**Kutipan Halaman:**
[Human Talent] Bagaimana HRD Mengembangkan Karyawan yang Bertalenta?

Penerapan human capital dalam manajemen pengelolaan Sumber Daya Manusia (SDM) di perusahaan adalah modal utama bagi pengembangan aset-aset yang bertalenta.  Diperlukan komitmen yang kuat dari manajemen dalam pengembangan talenta yang berbasis kompetensi dan karir karyawan.  Implementasinya pun diharapkan tidak setengah-setengah dalam mengembangkan sistem yang strategis dalam pencapaian karir karyawan di dalam perusahaan tersebut.  Oleh karena itu struktur karir yang jelas, job grading yang tersistematis, sistem seleksi yang berbasis kompetensi, sistem pelatihan dan pengembangan yang terorganisir serta dukungan manajerial semua lini di perusahaan merupakan komponen-komponen penunjang dalam penerapan Talent Management Sistem (Sistem Manajemen Talenta).

**Data yang Dipakai:**

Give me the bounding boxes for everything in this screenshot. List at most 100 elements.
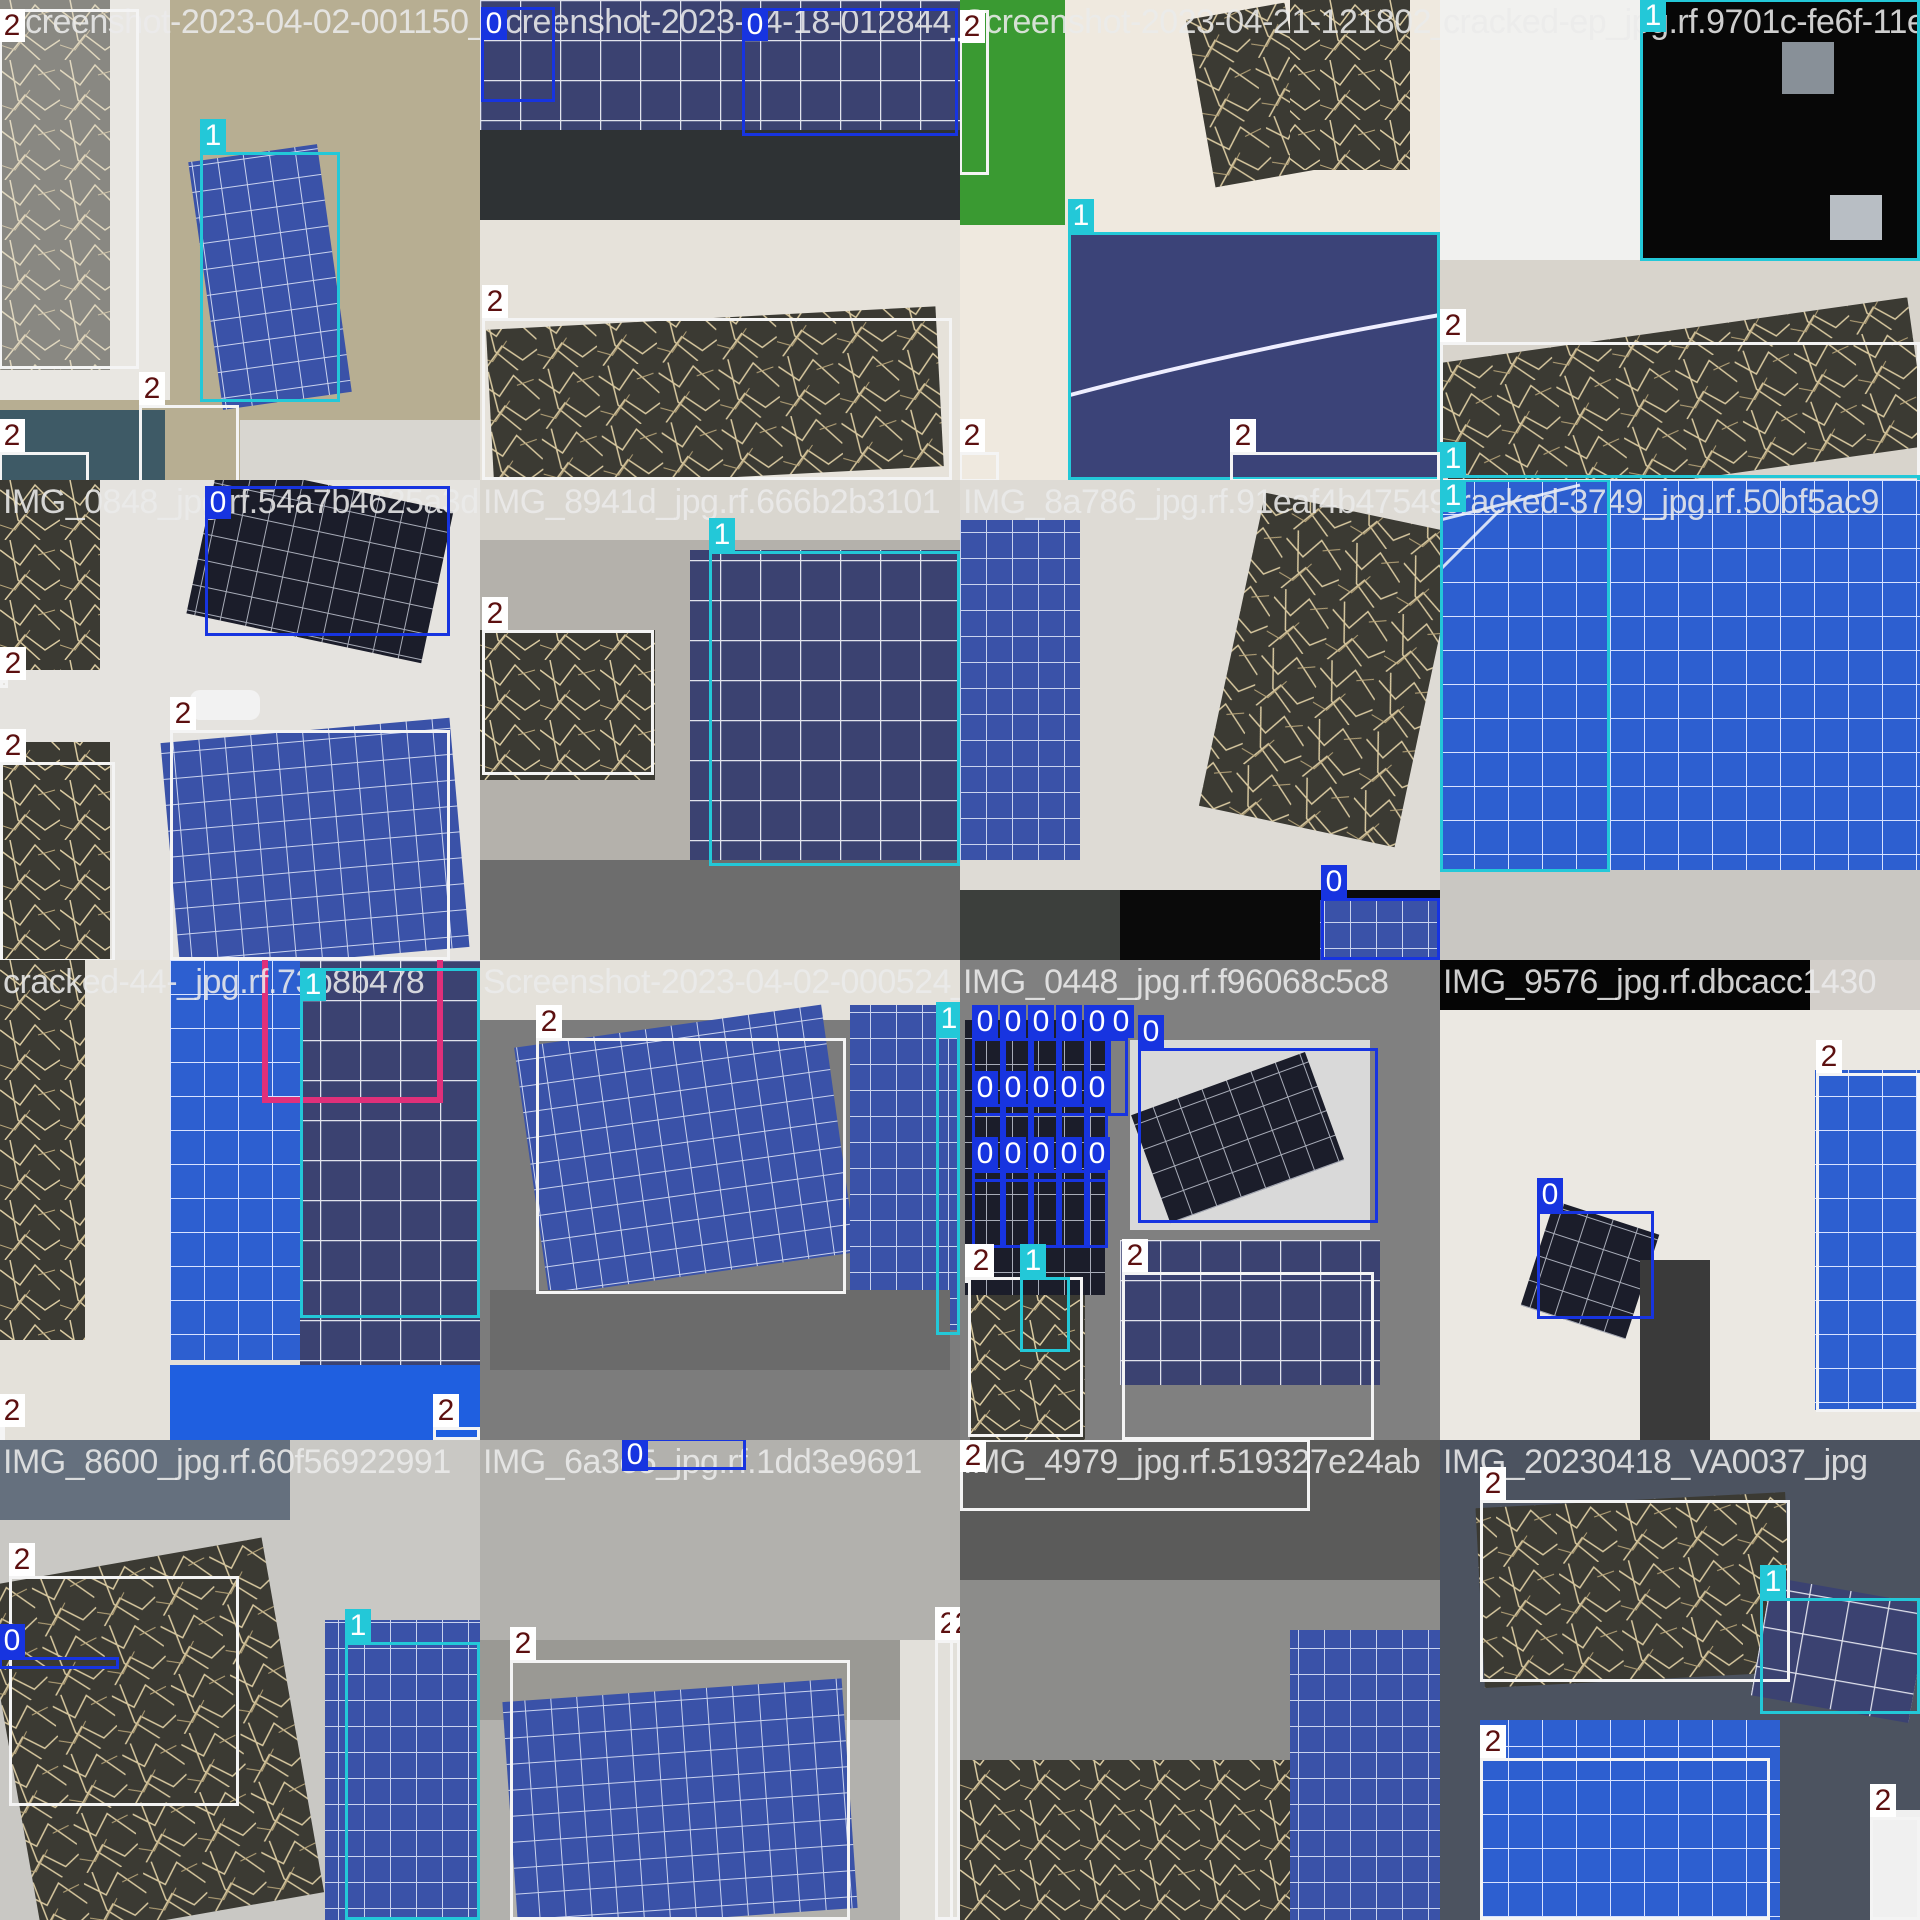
box-class-label: 2 xyxy=(482,285,508,318)
bounding-box-class-2: 2 xyxy=(0,680,8,688)
bounding-box-class-1: 1 xyxy=(709,551,960,866)
bounding-box-class-1: 1 xyxy=(200,152,340,402)
box-class-label: 0 xyxy=(1138,1015,1164,1048)
bounding-box-class-0: 0 xyxy=(1138,1048,1378,1223)
bounding-box-class-2: 2 xyxy=(0,1427,5,1440)
box-class-label: 1 xyxy=(1440,480,1466,512)
tile-filename: Screenshot-2023-04-02-000524_png.rf. xyxy=(483,962,960,1002)
mosaic-tile: IMG_4979_jpg.rf.519327e24ab 2 xyxy=(960,1440,1440,1920)
box-class-label: 2 xyxy=(0,9,25,42)
bounding-box-class-1: 1 xyxy=(936,1035,960,1335)
box-class-label: 2 xyxy=(0,419,25,452)
box-class-label: 0 xyxy=(1084,1137,1110,1170)
box-class-label: 1 xyxy=(1440,442,1466,475)
bounding-box-class-2: 2 xyxy=(536,1038,846,1294)
box-class-label: 1 xyxy=(200,119,226,152)
bounding-box-class-2: 2 xyxy=(0,762,115,960)
tile-filename: IMG_8a786_jpg.rf.91eaf4b475490c xyxy=(963,482,1440,522)
bounding-box-class-1: 1 xyxy=(1440,480,1610,872)
bounding-box-class-2: 2 xyxy=(482,630,654,775)
bounding-box-class-1: 1 xyxy=(1760,1598,1920,1714)
box-class-label: 0 xyxy=(1056,1005,1082,1038)
box-class-label: 2 xyxy=(1440,309,1466,342)
tile-filename: Screenshot-2023-04-21-121802_png.rf. xyxy=(963,2,1440,42)
box-class-label: 1 xyxy=(1760,1565,1786,1598)
bounding-box-class-2: 2 xyxy=(170,730,450,960)
box-class-label: 2 xyxy=(0,729,26,762)
mosaic-tile: IMG_0448_jpg.rf.f96068c5c8 0 0 0 0 0 0 0 0 0 0 0 0 0 0… xyxy=(960,960,1440,1440)
box-class-label: 0 xyxy=(1084,1071,1110,1104)
bounding-box-class-0: 0 xyxy=(1108,1038,1128,1116)
bounding-box-class-0: 0 xyxy=(1084,1170,1108,1248)
box-class-label: 2 xyxy=(950,1607,960,1640)
bounding-box-class-2: 2 xyxy=(1230,452,1440,480)
box-class-label: 0 xyxy=(481,7,507,40)
box-class-label: 0 xyxy=(1000,1137,1026,1170)
mosaic-tile: IMG_8941d_jpg.rf.666b2b3101 2 1 xyxy=(480,480,960,960)
bounding-box-class-0: 0 xyxy=(742,8,958,136)
box-class-label: 2 xyxy=(433,1394,459,1427)
box-class-label: 0 xyxy=(1000,1071,1026,1104)
box-class-label: 2 xyxy=(0,647,26,680)
box-class-label: 0 xyxy=(205,486,231,519)
bounding-box-class-1: 1 xyxy=(300,968,480,1318)
box-class-label: 0 xyxy=(1056,1137,1082,1170)
box-class-label: 1 xyxy=(345,1609,371,1642)
box-class-label: 2 xyxy=(1816,1040,1842,1073)
bounding-box-class-2: 2 xyxy=(9,1576,239,1806)
box-class-label: 2 xyxy=(960,1440,986,1472)
box-class-label: 1 xyxy=(1020,1244,1046,1277)
mosaic-tile: IMG_8600_jpg.rf.60f56922991 2 0 1 xyxy=(0,1440,480,1920)
box-class-label: 2 xyxy=(139,372,165,405)
bounding-box-class-2: 2 xyxy=(960,10,989,175)
bounding-box-class-2: 2 xyxy=(510,1660,850,1920)
tile-filename: IMG_20230418_VA0037_jpg xyxy=(1443,1442,1868,1482)
box-class-label: 1 xyxy=(300,968,326,1001)
box-class-label: 0 xyxy=(1028,1005,1054,1038)
mosaic-tile: IMG_0848_jpg.rf.54a7b4625a3d9 0 2 2 2 xyxy=(0,480,480,960)
bounding-box-class-2: 2 xyxy=(1870,1817,1920,1920)
bounding-box-class-2: 2 xyxy=(139,405,239,480)
box-class-label: 2 xyxy=(1480,1467,1506,1500)
bounding-box-class-2: 2 xyxy=(482,318,952,480)
mosaic-tile: cracked-ep_jpg.rf.9701c-fe6f-11ed 1 2 1 xyxy=(1440,0,1920,480)
bounding-box-class-2: 2 xyxy=(1816,1073,1920,1412)
box-class-label: 2 xyxy=(510,1627,536,1660)
box-class-label: 0 xyxy=(972,1071,998,1104)
tile-photo xyxy=(960,480,1440,960)
bounding-box-class-0: 0 xyxy=(622,1440,746,1470)
box-class-label: 1 xyxy=(1068,199,1094,232)
bounding-box-class-1: 1 xyxy=(345,1642,480,1920)
bounding-box-class-2: 2 xyxy=(1440,342,1920,480)
box-class-label: 0 xyxy=(622,1440,648,1471)
mosaic-tile: Screenshot-2023-04-02-000524_png.rf. 2 1 xyxy=(480,960,960,1440)
bounding-box-class-2: 2 xyxy=(960,452,999,480)
box-class-label: 0 xyxy=(1028,1137,1054,1170)
box-class-label: 0 xyxy=(1537,1178,1563,1211)
bounding-box-class-2: 2 xyxy=(0,452,89,480)
box-class-label: 2 xyxy=(960,419,985,452)
mosaic-tile: Screenshot-2023-04-18-012844_png.rf.002 xyxy=(480,0,960,480)
bounding-box-class-0: 0 xyxy=(205,486,450,636)
bounding-box-class-2: 2 xyxy=(433,1427,480,1440)
bounding-box-class-2: 2 xyxy=(1480,1500,1790,1682)
box-class-label: 0 xyxy=(972,1137,998,1170)
box-class-label: 0 xyxy=(1321,865,1347,898)
bounding-box-class-0: 0 xyxy=(1321,898,1440,960)
box-class-label: 1 xyxy=(709,518,735,551)
tile-filename: IMG_8600_jpg.rf.60f56922991 xyxy=(3,1442,451,1482)
bounding-box-class-0: 0 xyxy=(481,7,555,102)
box-class-label: 0 xyxy=(1108,1005,1134,1038)
box-class-label: 0 xyxy=(1000,1005,1026,1038)
tile-filename: IMG_8941d_jpg.rf.666b2b3101 xyxy=(483,482,940,522)
mosaic-tile: IMG_9576_jpg.rf.dbcacc1430 2 0 xyxy=(1440,960,1920,1440)
box-class-label: 2 xyxy=(0,1394,25,1427)
box-class-label: 2 xyxy=(960,10,985,43)
box-class-label: 2 xyxy=(482,597,508,630)
tile-filename: IMG_0448_jpg.rf.f96068c5c8 xyxy=(963,962,1389,1002)
box-class-label: 0 xyxy=(1028,1071,1054,1104)
bounding-box-class-1: 1 xyxy=(1640,0,1920,261)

**Pertanyaan:**
a. Jawab pertanyaan tentang artikel pengembangan talenta karyawan berikut:
(i) Apa yang disebut sebagai modal utama bagi pengembangan aset-aset yang bertalenta?
(ii) Komitmen kuat dari pihak mana yang diperlukan dalam pengembangan talenta?
(iii) Apa padanan bahasa Indonesia untuk "Talent Management Sistem" menurut artikel?
b. Perbarui baris-baris entri mulai dari baris yang memuat "box-class-label: 2 xyxy=(482,285,508,318)" sampai baris yang memuat "box-class-label: 1 xyxy=(1440,442,1466,475)". Ganti "bounding-box-class-1" dengan "kotak-kelas-1", biarkan bagian lain tetap sama, lalu tuliskan hanya baris-baris itu.
Entri-entri ini sama sekali tidak berkaitan dengan artikel.

**Kunci Jawaban:**
a.
(i) Penerapan human capital dalam manajemen pengelolaan Sumber Daya Manusia (SDM) di perusahaan.
(ii) Dari manajemen.
(iii) Sistem Manajemen Talenta.

b.
box-class-label: 2 xyxy=(482,285,508,318)
bounding-box-class-2: 2 xyxy=(0,680,8,688)
kotak-kelas-1: 1 xyxy=(709,551,960,866)
kotak-kelas-1: 1 xyxy=(200,152,340,402)
box-class-label: 0 xyxy=(1138,1015,1164,1048)
bounding-box-class-0: 0 xyxy=(1138,1048,1378,1223)
bounding-box-class-2: 2 xyxy=(0,1427,5,1440)
box-class-label: 1 xyxy=(1440,480,1466,512)
tile-filename: Screenshot-2023-04-02-000524_png.rf. xyxy=(483,962,960,1002)
mosaic-tile: IMG_4979_jpg.rf.519327e24ab 2 xyxy=(960,1440,1440,1920)
box-class-label: 2 xyxy=(0,9,25,42)
kotak-kelas-1: 1 xyxy=(936,1035,960,1335)
box-class-label: 2 xyxy=(0,419,25,452)
box-class-label: 0 xyxy=(1084,1137,1110,1170)
box-class-label: 1 xyxy=(1440,442,1466,475)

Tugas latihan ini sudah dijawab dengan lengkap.